— begin Supplied records —

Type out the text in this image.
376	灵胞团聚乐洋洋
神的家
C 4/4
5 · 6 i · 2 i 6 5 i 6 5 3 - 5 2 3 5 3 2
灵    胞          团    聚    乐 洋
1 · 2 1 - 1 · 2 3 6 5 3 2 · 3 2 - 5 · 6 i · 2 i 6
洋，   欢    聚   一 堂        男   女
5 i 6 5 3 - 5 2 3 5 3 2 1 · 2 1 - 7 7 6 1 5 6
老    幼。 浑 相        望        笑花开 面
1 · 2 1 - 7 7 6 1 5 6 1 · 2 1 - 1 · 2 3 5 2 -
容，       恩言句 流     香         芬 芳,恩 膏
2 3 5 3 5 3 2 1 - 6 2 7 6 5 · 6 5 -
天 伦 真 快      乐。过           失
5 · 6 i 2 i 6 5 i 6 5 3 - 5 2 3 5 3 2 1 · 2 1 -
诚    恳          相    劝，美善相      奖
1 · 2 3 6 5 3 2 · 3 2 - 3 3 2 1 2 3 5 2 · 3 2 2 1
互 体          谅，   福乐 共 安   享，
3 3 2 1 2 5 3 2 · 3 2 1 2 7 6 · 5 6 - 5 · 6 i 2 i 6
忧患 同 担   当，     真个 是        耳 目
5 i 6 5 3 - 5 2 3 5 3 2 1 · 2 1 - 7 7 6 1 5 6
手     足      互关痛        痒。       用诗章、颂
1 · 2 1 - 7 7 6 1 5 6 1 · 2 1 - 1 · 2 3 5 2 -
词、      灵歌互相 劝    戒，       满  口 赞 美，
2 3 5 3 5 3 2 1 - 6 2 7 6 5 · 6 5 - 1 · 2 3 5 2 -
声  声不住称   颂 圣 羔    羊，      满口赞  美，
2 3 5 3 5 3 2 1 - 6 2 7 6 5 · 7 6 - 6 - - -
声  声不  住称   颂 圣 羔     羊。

— end Supplied records —

Exercise -
Every record above needs to be repeated word for word.

Written response -
Type out the text in this image.
376	灵胞团聚乐洋洋
神的家
C 4/4
5 · 6 i · 2 i 6 5 i 6 5 3 - 5 2 3 5 3 2
灵    胞          团    聚    乐 洋
1 · 2 1 - 1 · 2 3 6 5 3 2 · 3 2 - 5 · 6 i · 2 i 6
洋，   欢    聚   一 堂        男   女
5 i 6 5 3 - 5 2 3 5 3 2 1 · 2 1 - 7 7 6 1 5 6
老    幼。 浑 相        望        笑花开 面
1 · 2 1 - 7 7 6 1 5 6 1 · 2 1 - 1 · 2 3 5 2 -
容，       恩言句 流     香         芬 芳,恩 膏
2 3 5 3 5 3 2 1 - 6 2 7 6 5 · 6 5 -
天 伦 真 快      乐。过           失
5 · 6 i 2 i 6 5 i 6 5 3 - 5 2 3 5 3 2 1 · 2 1 -
诚    恳          相    劝，美善相      奖
1 · 2 3 6 5 3 2 · 3 2 - 3 3 2 1 2 3 5 2 · 3 2 2 1
互 体          谅，   福乐 共 安   享，
3 3 2 1 2 5 3 2 · 3 2 1 2 7 6 · 5 6 - 5 · 6 i 2 i 6
忧患 同 担   当，     真个 是        耳 目
5 i 6 5 3 - 5 2 3 5 3 2 1 · 2 1 - 7 7 6 1 5 6
手     足      互关痛        痒。       用诗章、颂
1 · 2 1 - 7 7 6 1 5 6 1 · 2 1 - 1 · 2 3 5 2 -
词、      灵歌互相 劝    戒，       满  口 赞 美，
2 3 5 3 5 3 2 1 - 6 2 7 6 5 · 6 5 - 1 · 2 3 5 2 -
声  声不住称   颂 圣 羔    羊，      满口赞  美，
2 3 5 3 5 3 2 1 - 6 2 7 6 5 · 7 6 - 6 - - -
声  声不  住称   颂 圣 羔     羊。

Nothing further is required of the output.